● CHALLENGE
For this exercise, copy out each line of the material below that includes "juga".

Collected data:
......

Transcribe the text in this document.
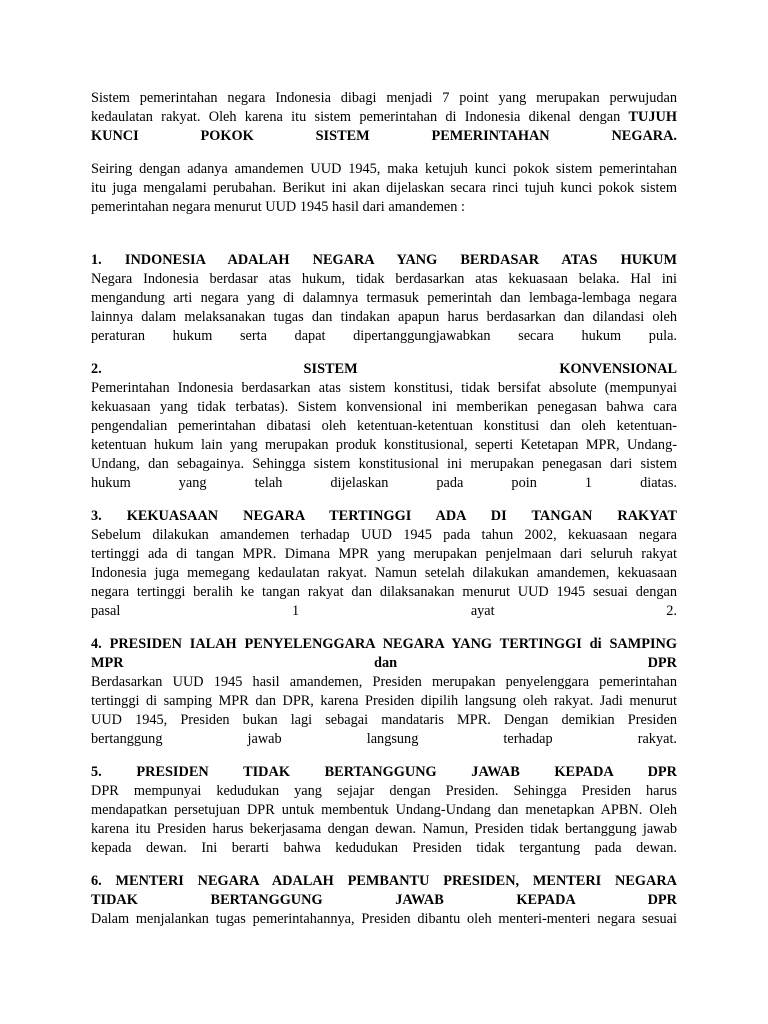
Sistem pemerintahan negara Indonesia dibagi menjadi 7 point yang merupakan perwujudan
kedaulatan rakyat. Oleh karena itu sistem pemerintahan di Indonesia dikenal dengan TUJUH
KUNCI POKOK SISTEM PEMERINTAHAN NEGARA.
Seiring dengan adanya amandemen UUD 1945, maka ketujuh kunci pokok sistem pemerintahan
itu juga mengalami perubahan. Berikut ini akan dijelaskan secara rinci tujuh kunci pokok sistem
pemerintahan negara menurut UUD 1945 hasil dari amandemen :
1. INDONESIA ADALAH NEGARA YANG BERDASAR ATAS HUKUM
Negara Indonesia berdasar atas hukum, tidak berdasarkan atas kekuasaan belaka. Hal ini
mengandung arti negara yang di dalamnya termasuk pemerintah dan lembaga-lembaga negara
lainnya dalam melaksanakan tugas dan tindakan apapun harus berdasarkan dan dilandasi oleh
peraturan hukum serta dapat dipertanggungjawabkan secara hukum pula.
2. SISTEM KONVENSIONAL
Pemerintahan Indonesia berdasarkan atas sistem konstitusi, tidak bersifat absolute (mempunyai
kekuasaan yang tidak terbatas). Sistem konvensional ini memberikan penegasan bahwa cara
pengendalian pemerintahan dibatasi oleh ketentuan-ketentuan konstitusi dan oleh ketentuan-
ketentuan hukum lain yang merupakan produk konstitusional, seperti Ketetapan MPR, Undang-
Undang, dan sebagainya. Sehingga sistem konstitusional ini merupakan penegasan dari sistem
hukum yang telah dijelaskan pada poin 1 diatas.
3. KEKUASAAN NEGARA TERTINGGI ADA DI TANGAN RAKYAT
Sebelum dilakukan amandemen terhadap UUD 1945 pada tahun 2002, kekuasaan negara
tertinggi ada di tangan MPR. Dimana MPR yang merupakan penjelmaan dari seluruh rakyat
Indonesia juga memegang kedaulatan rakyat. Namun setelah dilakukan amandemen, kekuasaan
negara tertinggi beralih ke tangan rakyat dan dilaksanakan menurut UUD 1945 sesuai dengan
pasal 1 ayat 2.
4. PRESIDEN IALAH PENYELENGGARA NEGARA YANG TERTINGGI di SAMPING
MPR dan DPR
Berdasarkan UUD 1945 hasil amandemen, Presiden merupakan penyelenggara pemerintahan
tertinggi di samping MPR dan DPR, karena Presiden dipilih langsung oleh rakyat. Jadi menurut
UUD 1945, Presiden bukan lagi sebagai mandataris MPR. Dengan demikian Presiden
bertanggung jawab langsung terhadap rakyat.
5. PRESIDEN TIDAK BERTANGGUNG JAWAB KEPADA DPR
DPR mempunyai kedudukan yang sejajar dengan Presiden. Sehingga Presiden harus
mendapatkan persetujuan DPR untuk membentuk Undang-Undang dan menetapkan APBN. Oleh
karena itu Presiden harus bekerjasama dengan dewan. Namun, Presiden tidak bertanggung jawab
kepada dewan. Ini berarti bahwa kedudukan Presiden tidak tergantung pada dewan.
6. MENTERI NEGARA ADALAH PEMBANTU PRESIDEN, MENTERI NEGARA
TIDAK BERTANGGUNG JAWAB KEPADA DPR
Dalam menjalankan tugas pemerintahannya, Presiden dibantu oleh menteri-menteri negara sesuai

......

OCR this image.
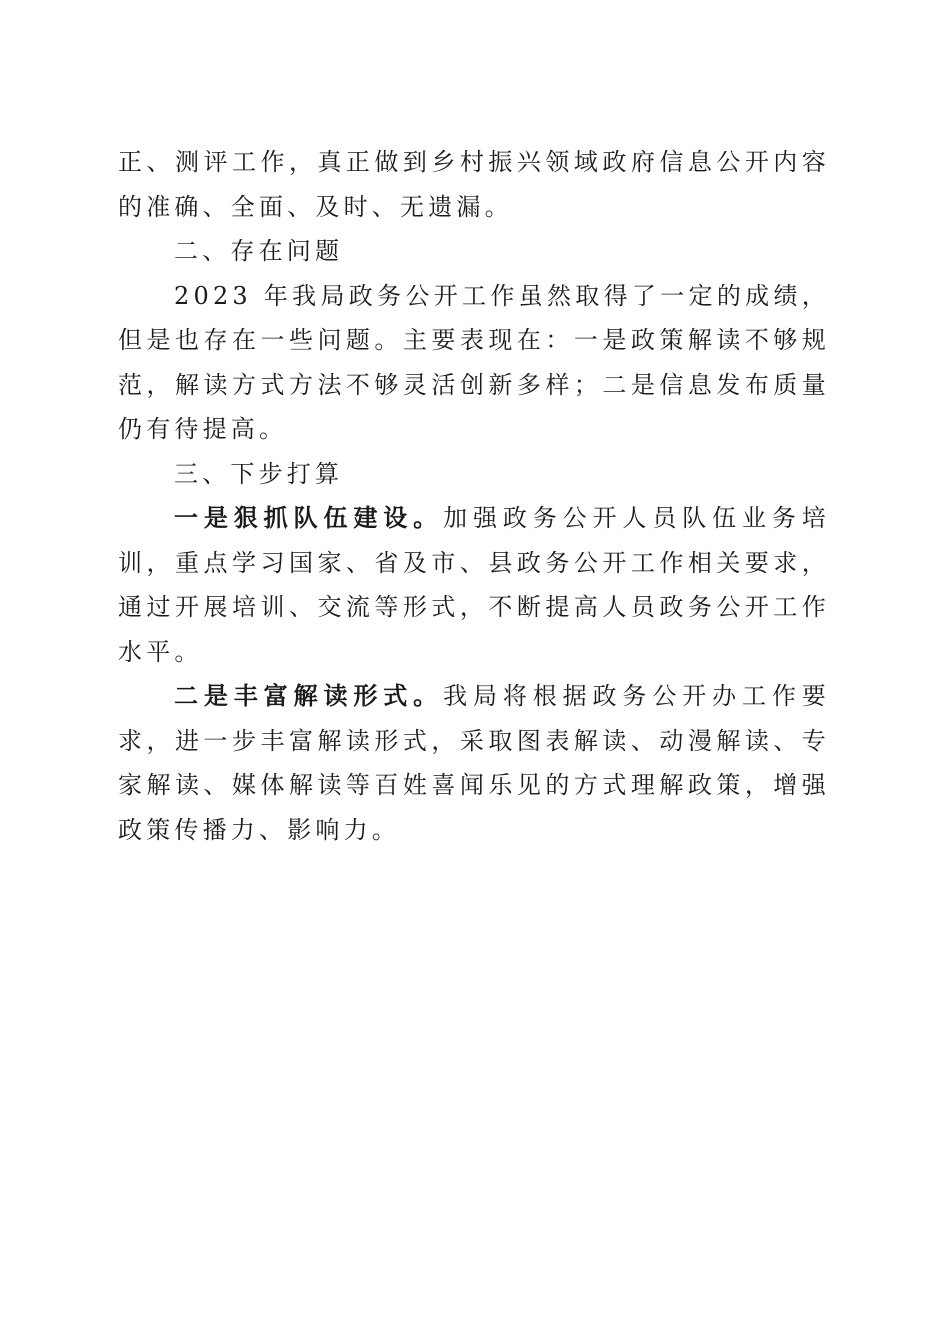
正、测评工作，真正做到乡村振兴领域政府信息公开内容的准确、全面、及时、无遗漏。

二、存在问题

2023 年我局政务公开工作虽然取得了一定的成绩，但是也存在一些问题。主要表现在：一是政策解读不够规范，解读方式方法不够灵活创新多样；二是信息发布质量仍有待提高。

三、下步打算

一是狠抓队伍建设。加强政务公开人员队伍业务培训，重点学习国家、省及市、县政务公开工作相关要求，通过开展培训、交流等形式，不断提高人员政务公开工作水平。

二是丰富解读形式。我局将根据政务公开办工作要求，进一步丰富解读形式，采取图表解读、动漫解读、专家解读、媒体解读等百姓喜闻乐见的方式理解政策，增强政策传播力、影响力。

......

● TASK SOLUTION
itu juga mengalami perubahan. Berikut ini akan dijelaskan secara rinci tujuh kunci pokok sistem
Indonesia juga memegang kedaulatan rakyat. Namun setelah dilakukan amandemen, kekuasaan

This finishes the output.